Rows from a figure dataset

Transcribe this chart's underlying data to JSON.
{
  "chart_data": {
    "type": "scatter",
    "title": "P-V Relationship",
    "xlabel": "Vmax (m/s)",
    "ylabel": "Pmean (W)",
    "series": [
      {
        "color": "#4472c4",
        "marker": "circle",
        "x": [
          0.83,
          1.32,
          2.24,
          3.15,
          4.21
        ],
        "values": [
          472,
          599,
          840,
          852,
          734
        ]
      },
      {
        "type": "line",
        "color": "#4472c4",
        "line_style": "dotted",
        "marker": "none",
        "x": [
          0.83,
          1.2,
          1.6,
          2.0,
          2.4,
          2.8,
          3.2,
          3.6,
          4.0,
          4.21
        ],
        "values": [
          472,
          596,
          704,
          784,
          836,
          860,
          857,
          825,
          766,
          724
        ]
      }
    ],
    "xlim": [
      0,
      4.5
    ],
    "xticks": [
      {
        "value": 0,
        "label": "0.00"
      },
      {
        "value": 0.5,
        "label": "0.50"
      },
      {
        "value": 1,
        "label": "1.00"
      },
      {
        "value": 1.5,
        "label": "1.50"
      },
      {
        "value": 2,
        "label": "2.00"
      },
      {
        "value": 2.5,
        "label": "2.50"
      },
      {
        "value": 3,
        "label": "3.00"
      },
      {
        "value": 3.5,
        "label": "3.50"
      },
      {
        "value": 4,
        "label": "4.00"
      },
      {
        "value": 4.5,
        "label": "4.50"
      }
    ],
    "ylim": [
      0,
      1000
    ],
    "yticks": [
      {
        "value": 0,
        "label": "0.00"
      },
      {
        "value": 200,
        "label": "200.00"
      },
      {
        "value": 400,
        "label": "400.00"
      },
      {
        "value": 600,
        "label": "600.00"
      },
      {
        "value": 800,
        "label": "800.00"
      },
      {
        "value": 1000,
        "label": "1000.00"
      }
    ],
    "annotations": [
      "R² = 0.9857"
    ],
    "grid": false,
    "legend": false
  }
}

## Exercise description
Copy out each record exactly as given, omitting none.

## Output of the task
Transcribe this chart's underlying data to JSON.
{
  "chart_data": {
    "type": "scatter",
    "title": "P-V Relationship",
    "xlabel": "Vmax (m/s)",
    "ylabel": "Pmean (W)",
    "series": [
      {
        "color": "#4472c4",
        "marker": "circle",
        "x": [
          0.83,
          1.32,
          2.24,
          3.15,
          4.21
        ],
        "values": [
          472,
          599,
          840,
          852,
          734
        ]
      },
      {
        "type": "line",
        "color": "#4472c4",
        "line_style": "dotted",
        "marker": "none",
        "x": [
          0.83,
          1.2,
          1.6,
          2.0,
          2.4,
          2.8,
          3.2,
          3.6,
          4.0,
          4.21
        ],
        "values": [
          472,
          596,
          704,
          784,
          836,
          860,
          857,
          825,
          766,
          724
        ]
      }
    ],
    "xlim": [
      0,
      4.5
    ],
    "xticks": [
      {
        "value": 0,
        "label": "0.00"
      },
      {
        "value": 0.5,
        "label": "0.50"
      },
      {
        "value": 1,
        "label": "1.00"
      },
      {
        "value": 1.5,
        "label": "1.50"
      },
      {
        "value": 2,
        "label": "2.00"
      },
      {
        "value": 2.5,
        "label": "2.50"
      },
      {
        "value": 3,
        "label": "3.00"
      },
      {
        "value": 3.5,
        "label": "3.50"
      },
      {
        "value": 4,
        "label": "4.00"
      },
      {
        "value": 4.5,
        "label": "4.50"
      }
    ],
    "ylim": [
      0,
      1000
    ],
    "yticks": [
      {
        "value": 0,
        "label": "0.00"
      },
      {
        "value": 200,
        "label": "200.00"
      },
      {
        "value": 400,
        "label": "400.00"
      },
      {
        "value": 600,
        "label": "600.00"
      },
      {
        "value": 800,
        "label": "800.00"
      },
      {
        "value": 1000,
        "label": "1000.00"
      }
    ],
    "annotations": [
      "R² = 0.9857"
    ],
    "grid": false,
    "legend": false
  }
}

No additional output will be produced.